***** Listed records *****

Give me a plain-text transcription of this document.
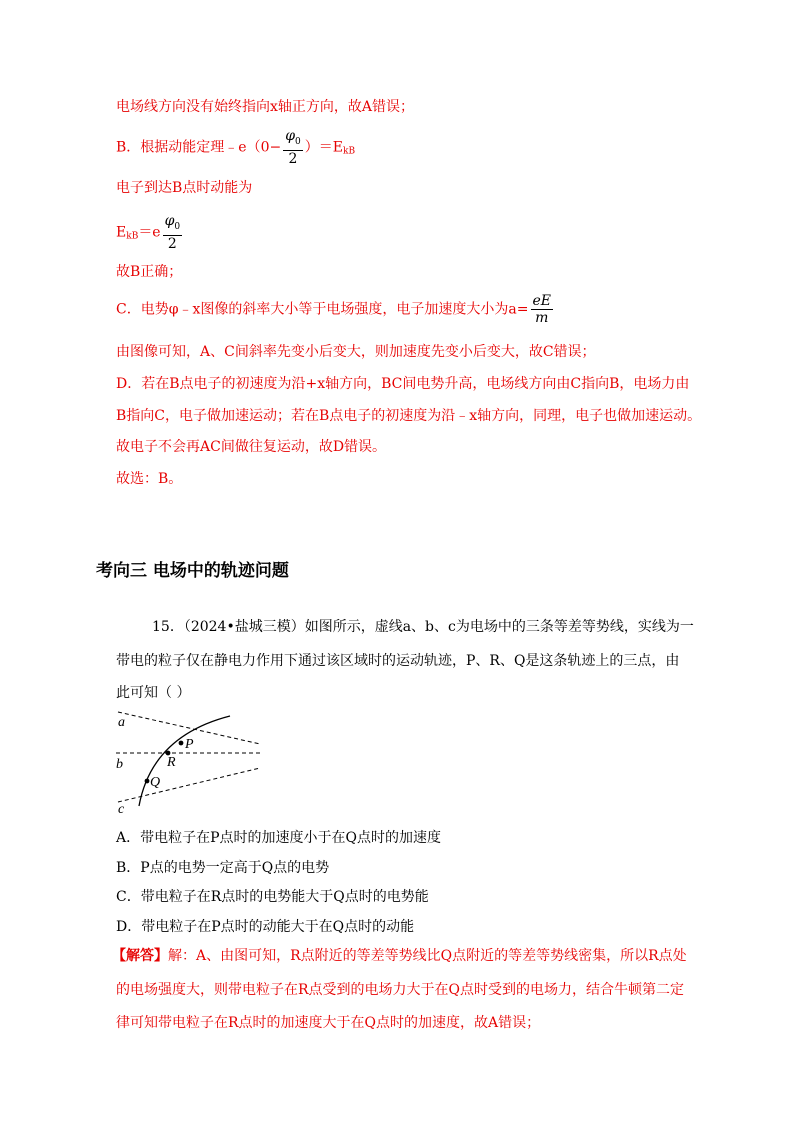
电场线方向没有始终指向x轴正方向，故A错误；
B．根据动能定理﹣e（0− $\frac{\varphi_0}{2} )=EkB$
电子到达B点时动能为
$EkB=e \frac{\varphi_0}{2}$
故B正确；
C．电势φ﹣x图像的斜率大小等于电场强度，电子加速度大小为$a= \frac{eE}{m}$
由图像可知，A、C间斜率先变小后变大，则加速度先变小后变大，故C错误；
D．若在B点电子的初速度为沿+x轴方向，BC间电势升高，电场线方向由C指向B，电场力由
B指向C，电子做加速运动；若在B点电子的初速度为沿﹣x轴方向，同理，电子也做加速运动。
故电子不会再AC间做往复运动，故D错误。
故选：B。
考向三 电场中的轨迹问题
15．（2024•盐城三模）如图所示，虚线a、b、c为电场中的三条等差等势线，实线为一
带电的粒子仅在静电力作用下通过该区域时的运动轨迹，P、R、Q是这条轨迹上的三点，由
此可知（ ）
a
b
c
P
R
Q
A．带电粒子在P点时的加速度小于在Q点时的加速度
B．P点的电势一定高于Q点的电势
C．带电粒子在R点时的电势能大于Q点时的电势能
D．带电粒子在P点时的动能大于在Q点时的动能
【解答】解：A、由图可知，R点附近的等差等势线比Q点附近的等差等势线密集，所以R点处
的电场强度大，则带电粒子在R点受到的电场力大于在Q点时受到的电场力，结合牛顿第二定
律可知带电粒子在R点时的加速度大于在Q点时的加速度，故A错误；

*****

» **Given task**
Show all lines in the entries above where the string "若在B点电子的初速度为沿" appears.

» **Response to this task**
D．若在B点电子的初速度为沿+x轴方向，BC间电势升高，电场线方向由C指向B，电场力由
B指向C，电子做加速运动；若在B点电子的初速度为沿﹣x轴方向，同理，电子也做加速运动。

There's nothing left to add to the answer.